= Exercise brief =
Can you find the lines of the listing that include "into" and copy every one?

=== Material for this exercise ===

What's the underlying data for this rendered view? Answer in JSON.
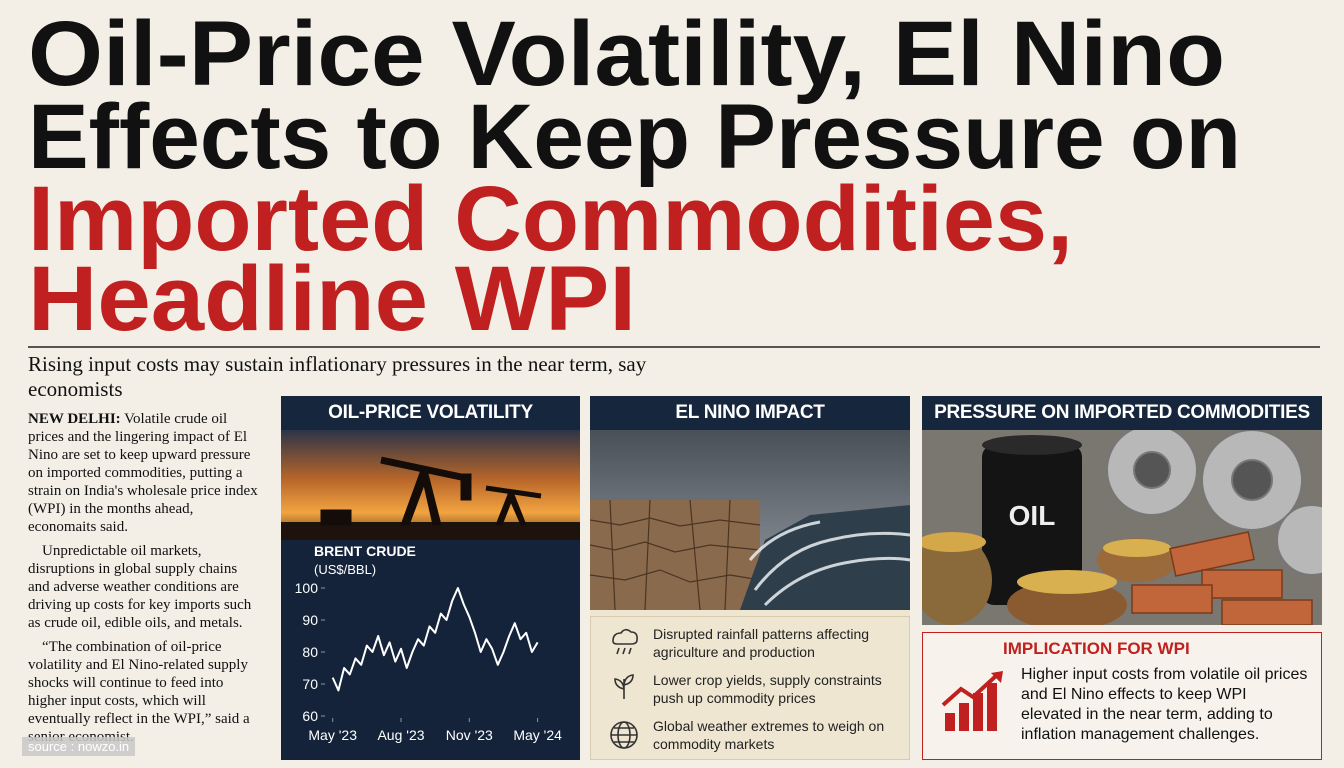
{
  "header": {
    "title_lines": [
      "Oil-Price Volatility, El Nino",
      "Effects to Keep Pressure on",
      "Imported Commodities,",
      "Headline WPI"
    ],
    "subtitle": "Rising input costs may sustain inflationary pressures in the near term, say economists"
  },
  "article": {
    "paragraphs": [
      {
        "dateline": "NEW DELHI:",
        "text": "Volatile crude oil prices and the lingering impact of El Nino are set to keep upward pressure on imported commodities, putting a strain on India's wholesale price index (WPI) in the months ahead, economaits said."
      },
      {
        "text": "Unpredictable oil markets, disruptions in global supply chains and adverse weather conditions are driving up costs for key imports such as crude oil, edible oils, and metals."
      },
      {
        "text": "“The combination of oil-price volatility and El Nino-related supply shocks will continue to feed into higher input costs, which will eventually reflect in the WPI,” said a senior economist."
      }
    ]
  },
  "panels": [
    {
      "title": "OIL-PRICE VOLATILITY"
    },
    {
      "title": "EL NINO IMPACT",
      "items": [
        "Disrupted rainfall patterns affecting agriculture and production",
        "Lower crop yields, supply constraints push up commodity prices",
        "Global weather extremes to weigh on commodity markets"
      ]
    },
    {
      "title": "PRESSURE ON IMPORTED COMMODITIES",
      "image_label": "OIL",
      "box_title": "IMPLICATION FOR WPI",
      "box_text": "Higher input costs from volatile oil prices and El Nino effects to keep WPI elevated in the near term, adding to inflation management challenges."
    }
  ],
  "chart_data": {
    "type": "line",
    "title": "BRENT CRUDE",
    "subtitle": "(US$/BBL)",
    "x": [
      0,
      1,
      2,
      3,
      4,
      5,
      6,
      7,
      8,
      9,
      10,
      11,
      12,
      13,
      14,
      15,
      16,
      17,
      18,
      19,
      20,
      21,
      22,
      23,
      24,
      25,
      26,
      27,
      28,
      29,
      30,
      31,
      32,
      33,
      34,
      35,
      36
    ],
    "series": [
      {
        "name": "Brent crude",
        "color": "#ffffff",
        "values": [
          72,
          68,
          75,
          73,
          78,
          76,
          82,
          80,
          85,
          79,
          83,
          77,
          81,
          75,
          80,
          84,
          82,
          88,
          86,
          92,
          90,
          96,
          100,
          95,
          91,
          86,
          80,
          84,
          81,
          76,
          80,
          85,
          89,
          84,
          86,
          80,
          83
        ]
      }
    ],
    "xlim": [
      -1,
      38
    ],
    "xticks": [
      {
        "value": 0,
        "label": "May '23"
      },
      {
        "value": 12,
        "label": "Aug '23"
      },
      {
        "value": 24,
        "label": "Nov '23"
      },
      {
        "value": 36,
        "label": "May '24"
      }
    ],
    "ylim": [
      60,
      100
    ],
    "yticks": [
      60,
      70,
      80,
      90,
      100
    ]
  },
  "footer": {
    "source": "source : nowzo.in"
  }
}
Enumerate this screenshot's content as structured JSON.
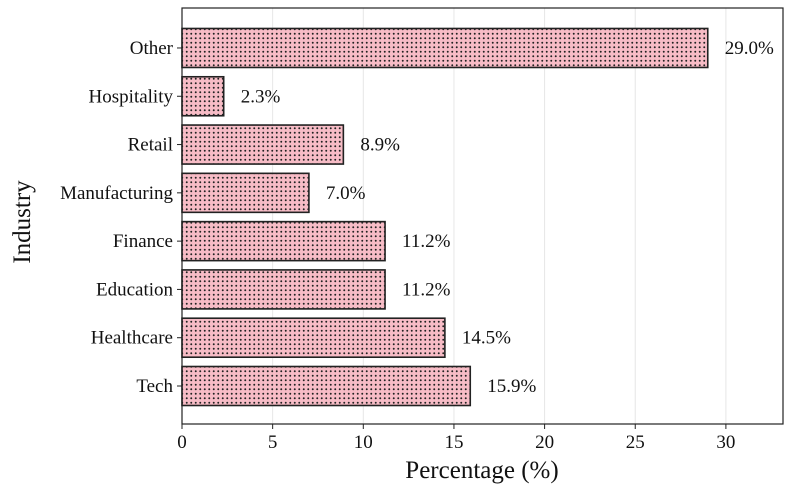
{
  "chart_data": {
    "type": "bar",
    "orientation": "horizontal",
    "categories": [
      "Tech",
      "Healthcare",
      "Education",
      "Finance",
      "Manufacturing",
      "Retail",
      "Hospitality",
      "Other"
    ],
    "values": [
      15.9,
      14.5,
      11.2,
      11.2,
      7.0,
      8.9,
      2.3,
      29.0
    ],
    "data_labels": [
      "15.9%",
      "14.5%",
      "11.2%",
      "11.2%",
      "7.0%",
      "8.9%",
      "2.3%",
      "29.0%"
    ],
    "xlabel": "Percentage (%)",
    "ylabel": "Industry",
    "xlim": [
      0,
      33.15
    ],
    "xticks": [
      0,
      5,
      10,
      15,
      20,
      25,
      30
    ],
    "grid": "vertical major",
    "bar_fill": "#f7bcc6",
    "bar_pattern": "dots",
    "pattern_color": "#222222",
    "bar_edge": "#222222"
  }
}
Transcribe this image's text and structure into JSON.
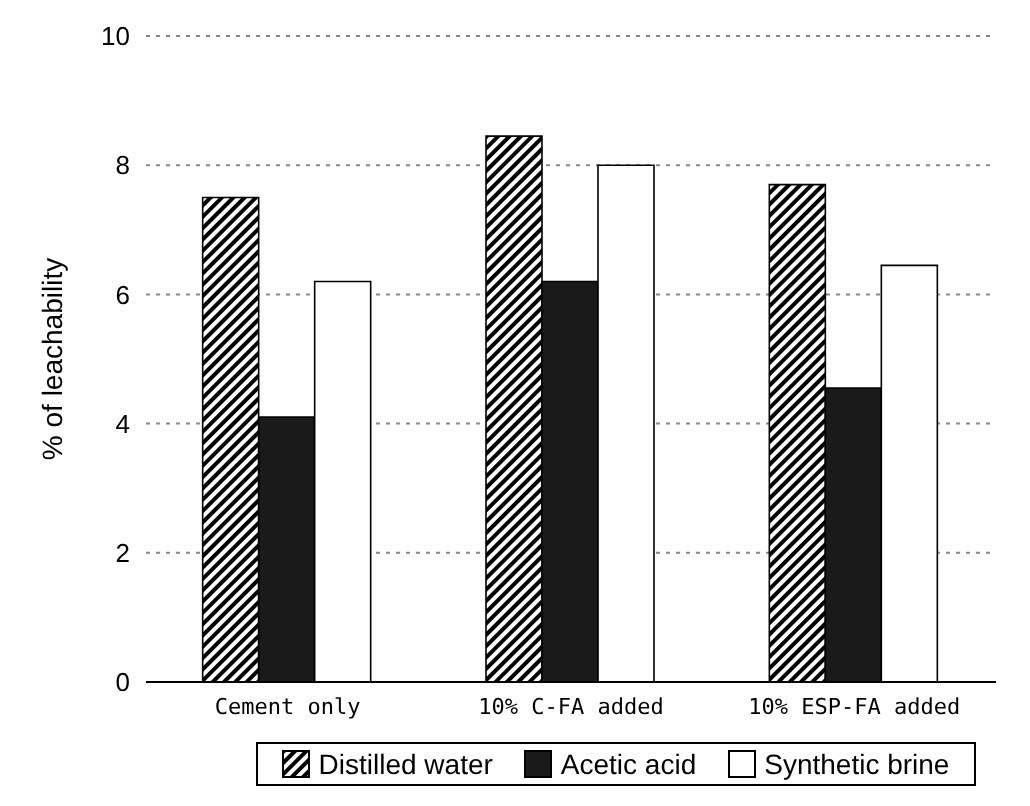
{
  "chart_data": {
    "type": "bar",
    "ylabel": "% of leachability",
    "categories": [
      "Cement only",
      "10% C-FA added",
      "10% ESP-FA added"
    ],
    "series": [
      {
        "name": "Distilled water",
        "color": "#000000",
        "values": [
          7.5,
          8.45,
          7.7
        ]
      },
      {
        "name": "Acetic acid",
        "color": "#1a1a1a",
        "values": [
          4.1,
          6.2,
          4.55
        ]
      },
      {
        "name": "Synthetic brine",
        "color": "#ffffff",
        "values": [
          6.2,
          8.0,
          6.45
        ]
      }
    ],
    "ylim": [
      0,
      10
    ],
    "yticks": [
      0,
      2,
      4,
      6,
      8,
      10
    ],
    "grid": "y",
    "legend": "bottom"
  }
}
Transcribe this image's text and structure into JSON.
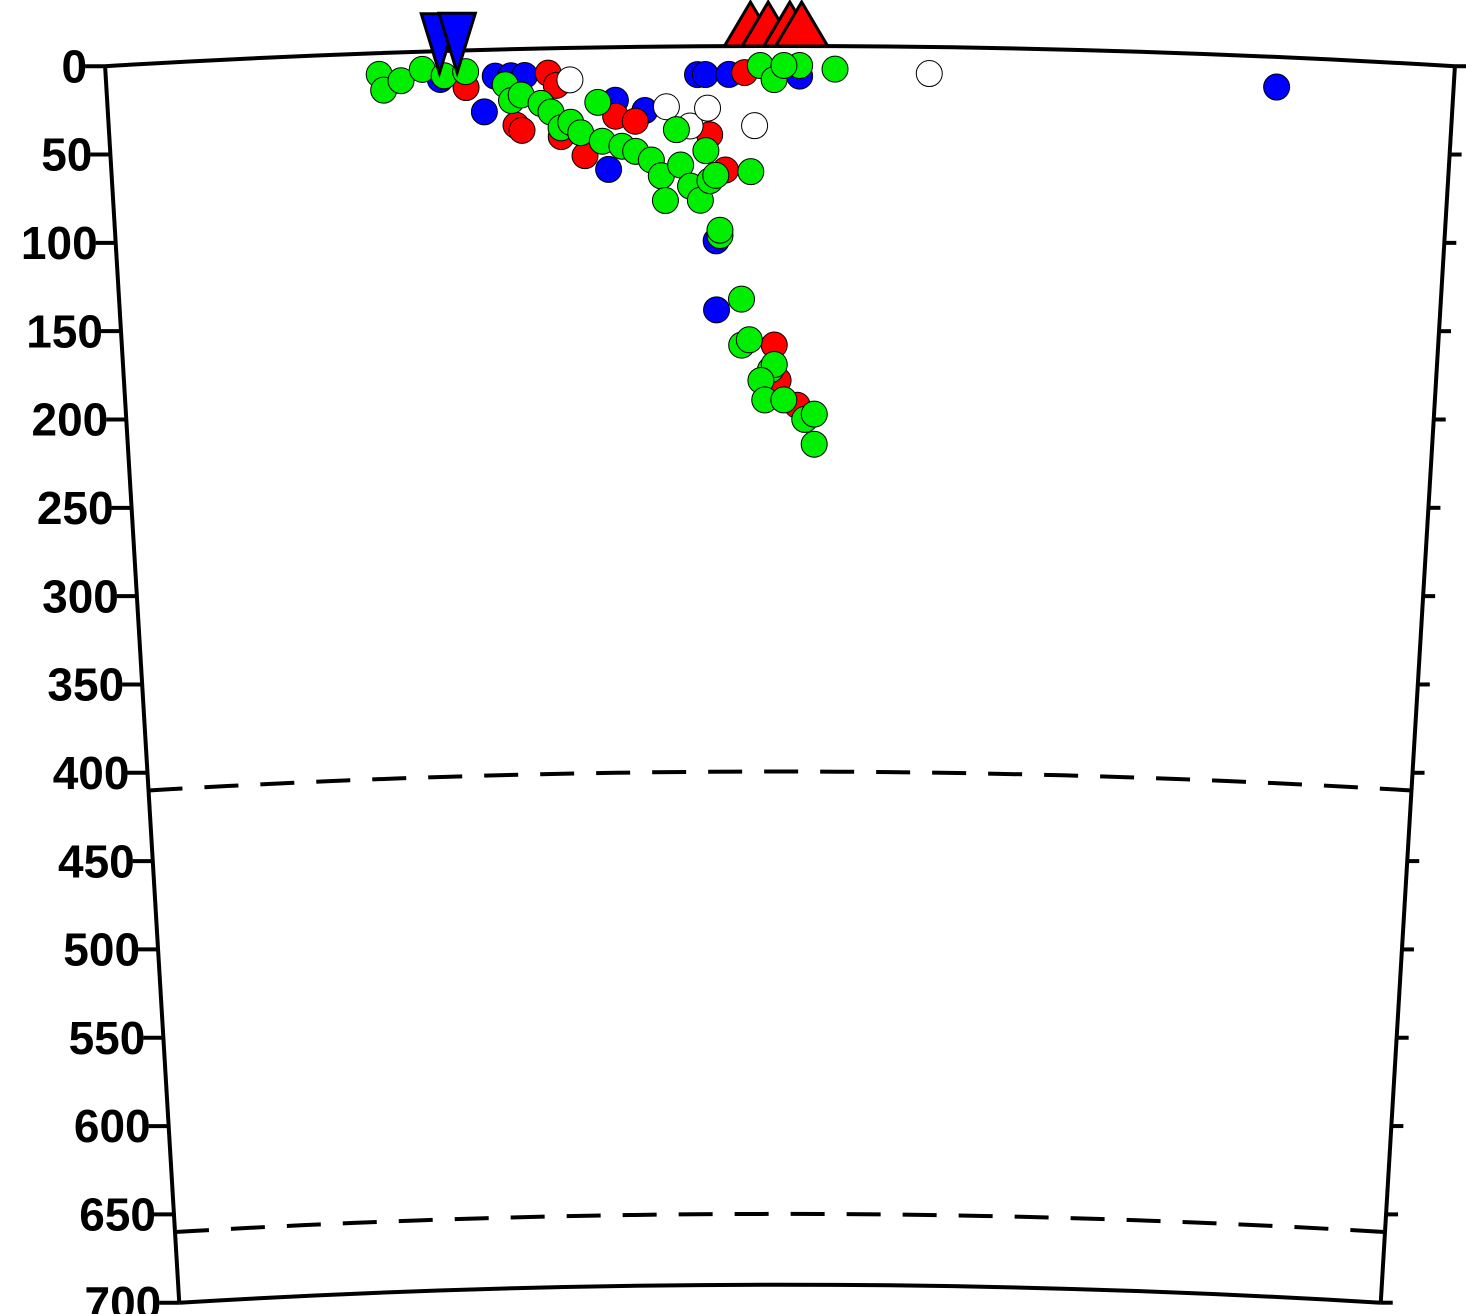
{
  "chart_data": {
    "type": "scatter",
    "xlim": [
      0,
      6.86
    ],
    "ylim": [
      0,
      700
    ],
    "yticks": [
      0,
      50,
      100,
      150,
      200,
      250,
      300,
      350,
      400,
      450,
      500,
      550,
      600,
      650,
      700
    ],
    "dashed_lines": [
      410,
      660
    ],
    "series": [
      {
        "color": "#0000ff",
        "x": [
          1.7,
          1.92,
          1.98,
          2.06,
          2.13,
          2.59,
          2.74,
          2.55,
          3.01,
          3.05,
          3.17,
          3.53,
          3.1,
          3.1,
          5.96
        ],
        "y": [
          16,
          35,
          15,
          15,
          15,
          30,
          36,
          69,
          16,
          16,
          16,
          17,
          110,
          149,
          17
        ]
      },
      {
        "color": "#ff0000",
        "x": [
          2.25,
          2.29,
          2.08,
          2.11,
          2.31,
          2.43,
          2.59,
          2.69,
          3.07,
          3.15,
          3.25,
          3.4,
          3.42,
          3.52,
          1.83
        ],
        "y": [
          14,
          21,
          43,
          46,
          50,
          61,
          39,
          42,
          50,
          70,
          15,
          169,
          189,
          203,
          21
        ]
      },
      {
        "color": "#ffffff",
        "x": [
          2.36,
          2.85,
          2.97,
          3.06,
          3.3,
          4.19
        ],
        "y": [
          18,
          34,
          45,
          35,
          45,
          15
        ]
      },
      {
        "color": "#00ee00",
        "x": [
          1.39,
          1.41,
          1.5,
          1.61,
          1.72,
          1.83,
          2.03,
          2.06,
          2.11,
          2.21,
          2.26,
          2.31,
          2.36,
          2.41,
          2.5,
          2.52,
          2.62,
          2.69,
          2.77,
          2.82,
          2.84,
          2.9,
          2.92,
          2.97,
          3.02,
          3.05,
          3.07,
          3.1,
          3.12,
          3.12,
          3.23,
          3.23,
          3.27,
          3.28,
          3.33,
          3.38,
          3.4,
          3.4,
          3.33,
          3.35,
          3.45,
          3.53,
          3.56,
          3.61,
          3.61,
          3.71,
          3.45
        ],
        "y": [
          12,
          21,
          16,
          10,
          14,
          12,
          20,
          29,
          26,
          31,
          36,
          45,
          42,
          48,
          31,
          53,
          56,
          59,
          64,
          73,
          87,
          47,
          67,
          79,
          87,
          59,
          76,
          73,
          107,
          104,
          143,
          169,
          166,
          71,
          11,
          183,
          180,
          19,
          189,
          200,
          200,
          11,
          211,
          208,
          225,
          13,
          11
        ]
      }
    ],
    "markers": [
      {
        "shape": "triangle-up",
        "color": "#ff0000",
        "x": [
          3.28,
          3.37,
          3.48,
          3.54
        ]
      },
      {
        "shape": "triangle-down",
        "color": "#0000ff",
        "x": [
          1.7,
          1.79
        ]
      }
    ]
  }
}
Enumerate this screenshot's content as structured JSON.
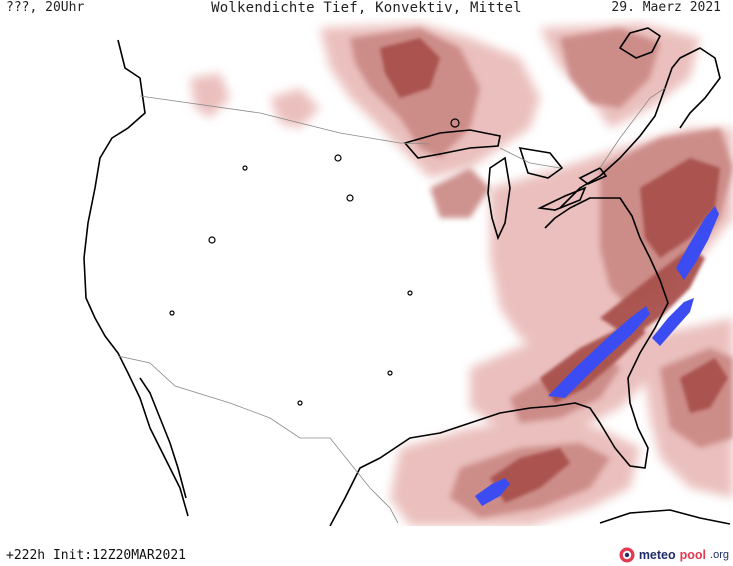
{
  "header": {
    "left": "???, 20Uhr",
    "title": "Wolkendichte  Tief, Konvektiv, Mittel",
    "date": "29. Maerz 2021"
  },
  "footer": {
    "run_info": "+222h Init:12Z20MAR2021",
    "brand": {
      "part1": "meteo",
      "part2": "pool",
      "part3": ".org"
    }
  },
  "map": {
    "region": "contiguous United States",
    "colors": {
      "background": "#ffffff",
      "coastline": "#000000",
      "borders": "#8a8a8a",
      "cloud_light": "#e7b5b2",
      "cloud_medium": "#c98783",
      "cloud_dark": "#a9514e",
      "cloud_dense": "#3b4df2"
    }
  }
}
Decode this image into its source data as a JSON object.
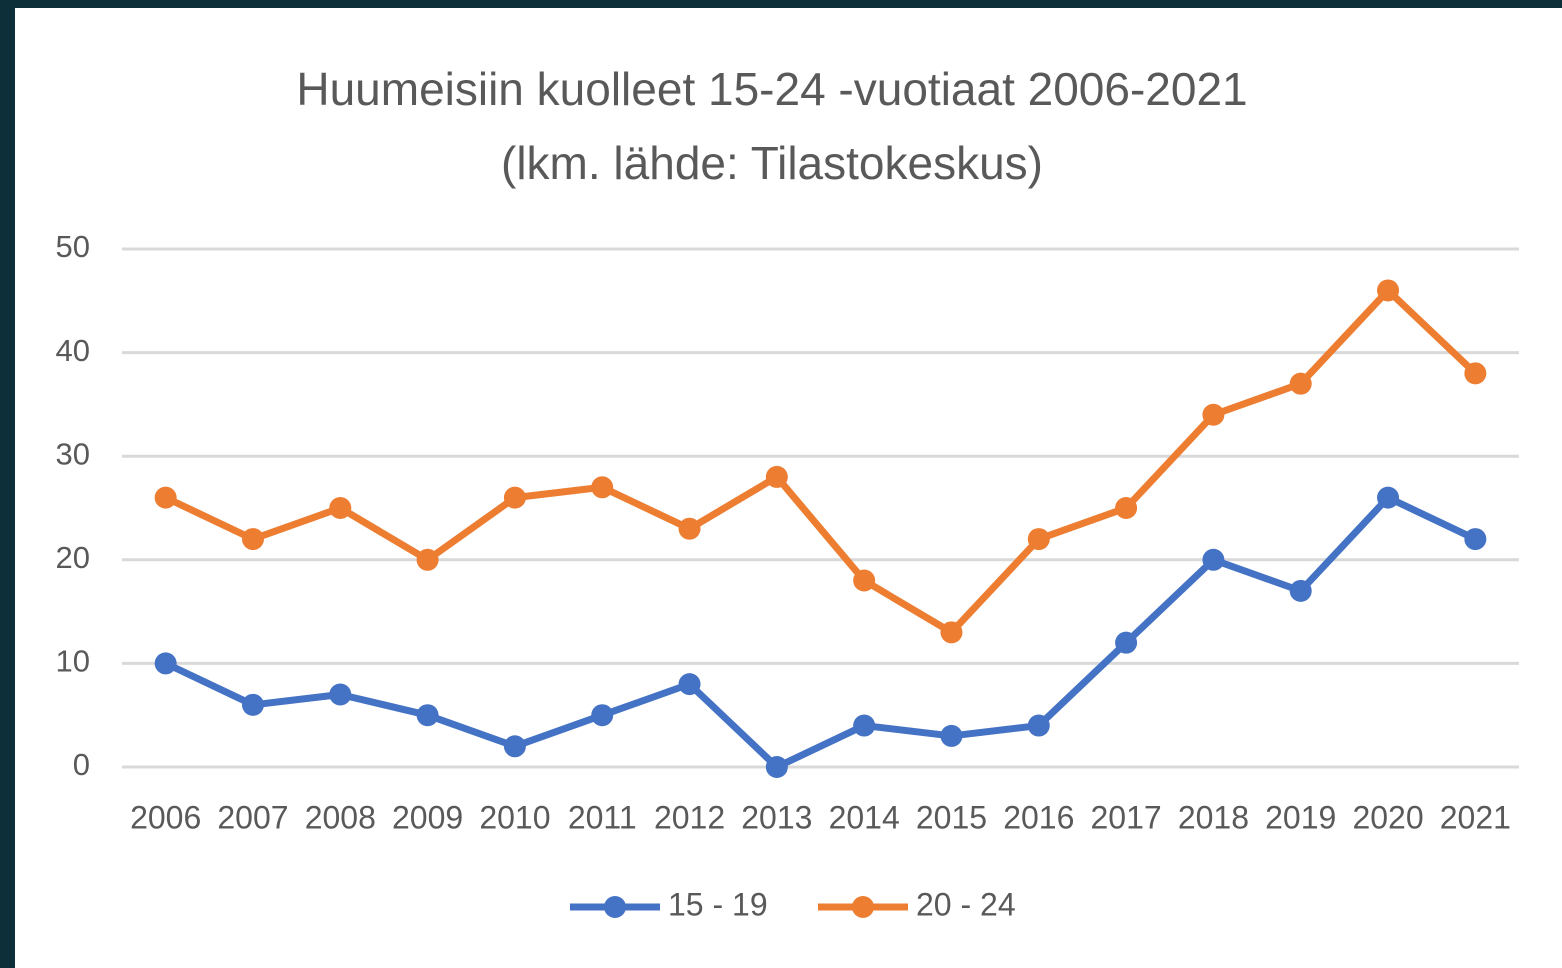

===

= Right answer =
        "text": "“The combination of oil-price volatility and El Nino-related supply shocks will continue to feed into higher input costs, which will eventually reflect in the WPI,” said a senior economist."
Transcribe this image's text and structure into JSON.
Transcribe this image's text and structure into JSON.
Decode this image into its source data as a JSON object.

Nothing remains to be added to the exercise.